RECORDS FOR THIS EXERCISE:
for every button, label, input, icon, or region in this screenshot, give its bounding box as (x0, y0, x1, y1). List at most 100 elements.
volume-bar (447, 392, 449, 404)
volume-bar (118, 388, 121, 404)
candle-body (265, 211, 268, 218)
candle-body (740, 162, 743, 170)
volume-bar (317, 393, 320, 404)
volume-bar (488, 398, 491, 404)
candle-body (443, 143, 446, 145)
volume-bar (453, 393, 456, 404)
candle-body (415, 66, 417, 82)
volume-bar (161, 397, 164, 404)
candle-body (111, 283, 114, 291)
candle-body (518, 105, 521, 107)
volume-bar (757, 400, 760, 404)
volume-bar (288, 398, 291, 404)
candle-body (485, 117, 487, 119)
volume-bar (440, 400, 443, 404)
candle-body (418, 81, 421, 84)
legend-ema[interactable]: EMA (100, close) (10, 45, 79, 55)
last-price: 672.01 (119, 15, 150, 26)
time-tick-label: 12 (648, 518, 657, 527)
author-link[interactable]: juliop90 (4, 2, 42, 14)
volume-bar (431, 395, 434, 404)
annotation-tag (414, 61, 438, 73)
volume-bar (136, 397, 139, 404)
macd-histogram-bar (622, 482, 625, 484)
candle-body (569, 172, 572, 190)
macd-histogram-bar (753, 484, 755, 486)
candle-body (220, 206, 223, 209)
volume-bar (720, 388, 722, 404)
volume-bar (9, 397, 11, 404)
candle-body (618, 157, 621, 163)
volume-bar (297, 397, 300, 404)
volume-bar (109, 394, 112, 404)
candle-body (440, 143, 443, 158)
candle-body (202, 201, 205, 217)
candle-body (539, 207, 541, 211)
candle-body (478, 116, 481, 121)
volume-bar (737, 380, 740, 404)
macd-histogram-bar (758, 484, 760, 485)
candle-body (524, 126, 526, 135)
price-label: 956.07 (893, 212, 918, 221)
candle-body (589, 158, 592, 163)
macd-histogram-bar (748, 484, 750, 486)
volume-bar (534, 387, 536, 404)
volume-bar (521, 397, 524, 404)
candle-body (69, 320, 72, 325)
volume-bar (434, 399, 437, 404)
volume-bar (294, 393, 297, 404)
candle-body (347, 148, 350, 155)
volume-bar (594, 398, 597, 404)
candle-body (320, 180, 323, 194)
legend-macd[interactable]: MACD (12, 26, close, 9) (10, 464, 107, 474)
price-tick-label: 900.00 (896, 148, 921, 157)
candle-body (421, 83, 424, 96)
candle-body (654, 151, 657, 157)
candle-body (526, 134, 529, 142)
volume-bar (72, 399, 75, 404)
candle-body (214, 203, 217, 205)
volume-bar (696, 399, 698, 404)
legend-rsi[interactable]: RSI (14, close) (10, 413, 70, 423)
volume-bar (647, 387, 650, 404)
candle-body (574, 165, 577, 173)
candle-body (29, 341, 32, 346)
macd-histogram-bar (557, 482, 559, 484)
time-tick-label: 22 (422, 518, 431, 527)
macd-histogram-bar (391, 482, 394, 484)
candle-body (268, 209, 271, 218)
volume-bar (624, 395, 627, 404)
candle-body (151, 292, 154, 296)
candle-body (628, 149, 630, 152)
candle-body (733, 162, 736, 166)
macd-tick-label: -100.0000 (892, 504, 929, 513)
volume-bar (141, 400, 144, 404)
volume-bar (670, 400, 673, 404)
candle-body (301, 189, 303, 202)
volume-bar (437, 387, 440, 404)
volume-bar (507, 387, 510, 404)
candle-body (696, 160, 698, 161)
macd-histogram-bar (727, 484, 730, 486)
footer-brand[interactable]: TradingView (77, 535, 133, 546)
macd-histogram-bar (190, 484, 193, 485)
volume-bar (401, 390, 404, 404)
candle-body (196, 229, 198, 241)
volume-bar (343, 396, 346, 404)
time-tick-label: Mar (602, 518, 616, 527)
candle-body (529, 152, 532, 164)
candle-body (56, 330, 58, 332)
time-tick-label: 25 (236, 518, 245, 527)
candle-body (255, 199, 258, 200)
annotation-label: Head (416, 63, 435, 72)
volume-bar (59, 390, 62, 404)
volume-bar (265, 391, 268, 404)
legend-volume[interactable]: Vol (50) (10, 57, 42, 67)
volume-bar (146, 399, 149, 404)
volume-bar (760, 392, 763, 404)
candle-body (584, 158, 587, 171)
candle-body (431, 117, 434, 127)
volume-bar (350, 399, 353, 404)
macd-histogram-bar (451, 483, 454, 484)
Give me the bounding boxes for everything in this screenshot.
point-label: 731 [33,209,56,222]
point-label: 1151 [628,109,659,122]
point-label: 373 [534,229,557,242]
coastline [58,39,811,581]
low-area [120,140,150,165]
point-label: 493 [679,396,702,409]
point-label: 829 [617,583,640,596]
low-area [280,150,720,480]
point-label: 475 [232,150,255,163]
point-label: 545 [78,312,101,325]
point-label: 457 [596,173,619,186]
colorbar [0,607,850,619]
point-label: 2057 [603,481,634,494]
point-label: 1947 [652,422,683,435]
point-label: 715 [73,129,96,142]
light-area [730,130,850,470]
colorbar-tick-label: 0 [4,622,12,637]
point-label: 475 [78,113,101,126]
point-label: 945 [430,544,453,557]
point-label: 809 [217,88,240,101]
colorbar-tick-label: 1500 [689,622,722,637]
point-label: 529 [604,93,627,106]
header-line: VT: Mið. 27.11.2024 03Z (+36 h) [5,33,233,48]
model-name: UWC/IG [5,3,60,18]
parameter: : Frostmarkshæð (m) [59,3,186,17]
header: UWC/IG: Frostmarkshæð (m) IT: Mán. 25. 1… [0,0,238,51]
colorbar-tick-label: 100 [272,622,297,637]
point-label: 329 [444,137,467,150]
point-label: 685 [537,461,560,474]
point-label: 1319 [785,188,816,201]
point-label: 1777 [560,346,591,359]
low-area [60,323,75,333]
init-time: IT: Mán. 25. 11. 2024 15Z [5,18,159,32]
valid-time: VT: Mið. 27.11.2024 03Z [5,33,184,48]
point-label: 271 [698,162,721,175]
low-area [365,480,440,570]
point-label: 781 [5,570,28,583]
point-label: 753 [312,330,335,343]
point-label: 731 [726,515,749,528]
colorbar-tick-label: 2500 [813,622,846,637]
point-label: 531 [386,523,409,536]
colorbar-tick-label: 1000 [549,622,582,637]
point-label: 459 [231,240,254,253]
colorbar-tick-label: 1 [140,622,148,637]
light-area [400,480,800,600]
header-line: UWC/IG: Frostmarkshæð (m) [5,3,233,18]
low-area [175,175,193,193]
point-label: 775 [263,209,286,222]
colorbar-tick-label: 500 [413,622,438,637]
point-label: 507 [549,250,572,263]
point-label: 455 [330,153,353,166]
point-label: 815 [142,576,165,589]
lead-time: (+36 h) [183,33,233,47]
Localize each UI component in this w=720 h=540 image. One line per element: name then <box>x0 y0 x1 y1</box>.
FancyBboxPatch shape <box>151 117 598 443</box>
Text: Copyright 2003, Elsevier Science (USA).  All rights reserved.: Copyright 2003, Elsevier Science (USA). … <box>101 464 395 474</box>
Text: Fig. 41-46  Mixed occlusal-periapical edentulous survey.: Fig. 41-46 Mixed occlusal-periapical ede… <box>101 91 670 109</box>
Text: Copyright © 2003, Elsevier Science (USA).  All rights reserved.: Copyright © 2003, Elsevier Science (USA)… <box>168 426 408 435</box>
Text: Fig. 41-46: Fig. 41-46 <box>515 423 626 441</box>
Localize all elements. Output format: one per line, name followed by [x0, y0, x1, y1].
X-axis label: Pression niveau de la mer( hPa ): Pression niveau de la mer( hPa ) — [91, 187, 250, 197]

EXERCISE DIRECTIONS:
Render every line above as a JSON list of strings, one string per line, leaving out any blank lines.

SOLUTION BELOW:
[
  "for every button, label, input, icon, or region in this screenshot, give its bounding box as (x0, y0, x1, y1). List at most 100 elements.",
  "volume-bar (447, 392, 449, 404)",
  "volume-bar (118, 388, 121, 404)",
  "candle-body (265, 211, 268, 218)",
  "candle-body (740, 162, 743, 170)",
  "volume-bar (317, 393, 320, 404)",
  "volume-bar (488, 398, 491, 404)",
  "candle-body (443, 143, 446, 145)",
  "volume-bar (453, 393, 456, 404)",
  "candle-body (415, 66, 417, 82)",
  "volume-bar (161, 397, 164, 404)",
  "candle-body (111, 283, 114, 291)",
  "candle-body (518, 105, 521, 107)",
  "volume-bar (757, 400, 760, 404)",
  "volume-bar (288, 398, 291, 404)",
  "candle-body (485, 117, 487, 119)",
  "volume-bar (440, 400, 443, 404)",
  "candle-body (418, 81, 421, 84)",
  "legend-ema[interactable]: EMA (100, close) (10, 45, 79, 55)",
  "last-price: 672.01 (119, 15, 150, 26)",
  "time-tick-label: 12 (648, 518, 657, 527)",
  "author-link[interactable]: juliop90 (4, 2, 42, 14)",
  "volume-bar (431, 395, 434, 404)",
  "annotation-tag (414, 61, 438, 73)",
  "volume-bar (136, 397, 139, 404)",
  "macd-histogram-bar (622, 482, 625, 484)",
  "candle-body (569, 172, 572, 190)",
  "macd-histogram-bar (753, 484, 755, 486)",
  "candle-body (220, 206, 223, 209)",
  "volume-bar (720, 388, 722, 404)",
  "volume-bar (9, 397, 11, 404)",
  "candle-body (618, 157, 621, 163)",
  "volume-bar (297, 397, 300, 404)",
  "volume-bar (109, 394, 112, 404)",
  "candle-body (440, 143, 443, 158)",
  "candle-body (202, 201, 205, 217)",
  "candle-body (539, 207, 541, 211)",
  "candle-body (478, 116, 481, 121)",
  "volume-bar (737, 380, 740, 404)",
  "macd-histogram-bar (758, 484, 760, 485)",
  "candle-body (524, 126, 526, 135)",
  "price-label: 956.07 (893, 212, 918, 221)",
  "candle-body (589, 158, 592, 163)",
  "macd-histogram-bar (748, 484, 750, 486)",
  "volume-bar (534, 387, 536, 404)",
  "volume-bar (521, 397, 524, 404)",
  "candle-body (69, 320, 72, 325)",
  "volume-bar (434, 399, 437, 404)",
  "volume-bar (294, 393, 297, 404)",
  "candle-body (347, 148, 350, 155)",
  "volume-bar (594, 398, 597, 404)",
  "candle-body (320, 180, 323, 194)",
  "legend-macd[interactable]: MACD (12, 26, close, 9) (10, 464, 107, 474)",
  "price-tick-label: 900.00 (896, 148, 921, 157)",
  "candle-body (421, 83, 424, 96)",
  "candle-body (654, 151, 657, 157)",
  "candle-body (526, 134, 529, 142)",
  "volume-bar (72, 399, 75, 404)",
  "candle-body (214, 203, 217, 205)",
  "volume-bar (696, 399, 698, 404)",
  "legend-rsi[interactable]: RSI (14, close) (10, 413, 70, 423)",
  "volume-bar (647, 387, 650, 404)",
  "candle-body (574, 165, 577, 173)",
  "candle-body (29, 341, 32, 346)",
  "macd-histogram-bar (557, 482, 559, 484)",
  "time-tick-label: 22 (422, 518, 431, 527)",
  "macd-histogram-bar (391, 482, 394, 484)",
  "candle-body (268, 209, 271, 218)",
  "volume-bar (624, 395, 627, 404)",
  "candle-body (151, 292, 154, 296)",
  "candle-body (628, 149, 630, 152)",
  "candle-body (733, 162, 736, 166)",
  "macd-tick-label: -100.0000 (892, 504, 929, 513)",
  "volume-bar (141, 400, 144, 404)",
  "volume-bar (670, 400, 673, 404)",
  "candle-body (301, 189, 303, 202)",
  "volume-bar (437, 387, 440, 404)",
  "volume-bar (507, 387, 510, 404)",
  "candle-body (696, 160, 698, 161)",
  "macd-histogram-bar (727, 484, 730, 486)",
  "footer-brand[interactable]: TradingView (77, 535, 133, 546)",
  "macd-histogram-bar (190, 484, 193, 485)",
  "volume-bar (401, 390, 404, 404)",
  "candle-body (196, 229, 198, 241)",
  "volume-bar (343, 396, 346, 404)",
  "time-tick-label: Mar (602, 518, 616, 527)",
  "candle-body (529, 152, 532, 164)",
  "candle-body (56, 330, 58, 332)",
  "time-tick-label: 25 (236, 518, 245, 527)",
  "candle-body (255, 199, 258, 200)",
  "annotation-label: Head (416, 63, 435, 72)",
  "volume-bar (59, 390, 62, 404)",
  "volume-bar (265, 391, 268, 404)",
  "legend-volume[interactable]: Vol (50) (10, 57, 42, 67)",
  "volume-bar (146, 399, 149, 404)",
  "volume-bar (760, 392, 763, 404)",
  "candle-body (584, 158, 587, 171)",
  "candle-body (431, 117, 434, 127)",
  "volume-bar (350, 399, 353, 404)",
  "macd-histogram-bar (451, 483, 454, 484)",
  "Give me the bounding boxes for everything in this screenshot.",
  "point-label: 731 [33,209,56,222]",
  "point-label: 1151 [628,109,659,122]",
  "point-label: 373 [534,229,557,242]",
  "coastline [58,39,811,581]",
  "low-area [120,140,150,165]",
  "point-label: 493 [679,396,702,409]",
  "point-label: 829 [617,583,640,596]",
  "low-area [280,150,720,480]",
  "point-label: 475 [232,150,255,163]",
  "point-label: 545 [78,312,101,325]",
  "point-label: 457 [596,173,619,186]",
  "colorbar [0,607,850,619]",
  "point-label: 2057 [603,481,634,494]",
  "point-label: 1947 [652,422,683,435]",
  "point-label: 715 [73,129,96,142]",
  "light-area [730,130,850,470]",
  "colorbar-tick-label: 0 [4,622,12,637]",
  "point-label: 475 [78,113,101,126]",
  "point-label: 945 [430,544,453,557]",
  "point-label: 809 [217,88,240,101]",
  "colorbar-tick-label: 1500 [689,622,722,637]",
  "point-label: 529 [604,93,627,106]",
  "header-line: VT: Mið. 27.11.2024 03Z (+36 h) [5,33,233,48]",
  "model-name: UWC/IG [5,3,60,18]",
  "parameter: : Frostmarkshæð (m) [59,3,186,17]",
  "header: UWC/IG: Frostmarkshæð (m) IT: Mán. 25. 1… [0,0,238,51]",
  "colorbar-tick-label: 100 [272,622,297,637]",
  "point-label: 329 [444,137,467,150]",
  "point-label: 685 [537,461,560,474]",
  "point-label: 1319 [785,188,816,201]",
  "point-label: 1777 [560,346,591,359]",
  "low-area [60,323,75,333]",
  "init-time: IT: Mán. 25. 11. 2024 15Z [5,18,159,32]",
  "valid-time: VT: Mið. 27.11.2024 03Z [5,33,184,48]",
  "point-label: 271 [698,162,721,175]",
  "low-area [365,480,440,570]",
  "point-label: 781 [5,570,28,583]",
  "point-label: 753 [312,330,335,343]",
  "point-label: 731 [726,515,749,528]",
  "colorbar-tick-label: 2500 [813,622,846,637]",
  "point-label: 531 [386,523,409,536]",
  "colorbar-tick-label: 1000 [549,622,582,637]",
  "point-label: 459 [231,240,254,253]",
  "colorbar-tick-label: 1 [140,622,148,637]",
  "light-area [400,480,800,600]",
  "header-line: UWC/IG: Frostmarkshæð (m) [5,3,233,18]",
  "low-area [175,175,193,193]",
  "point-label: 775 [263,209,286,222]",
  "colorbar-tick-label: 500 [413,622,438,637]",
  "point-label: 507 [549,250,572,263]",
  "point-label: 455 [330,153,353,166]",
  "point-label: 815 [142,576,165,589]",
  "lead-time: (+36 h) [183,33,233,47]",
  "Localize each UI component in this w=720 h=540 image. One line per element: name then <box>x0 y0 x1 y1</box>.",
  "FancyBboxPatch shape <box>151 117 598 443</box>",
  "Text: Copyright 2003, Elsevier Science (USA).  All rights reserved.: Copyright 2003, Elsevier Science (USA). … <box>101 464 395 474</box>",
  "Text: Fig. 41-46  Mixed occlusal-periapical edentulous survey.: Fig. 41-46 Mixed occlusal-periapical ede… <box>101 91 670 109</box>",
  "Text: Copyright © 2003, Elsevier Science (USA).  All rights reserved.: Copyright © 2003, Elsevier Science (USA)… <box>168 426 408 435</box>",
  "Text: Fig. 41-46: Fig. 41-46 <box>515 423 626 441</box>",
  "Localize all elements. Output format: one per line, name followed by [x0, y0, x1, y1].",
  "X-axis label: Pression niveau de la mer( hPa ): Pression niveau de la mer( hPa ) — [91, 187, 250, 197]"
]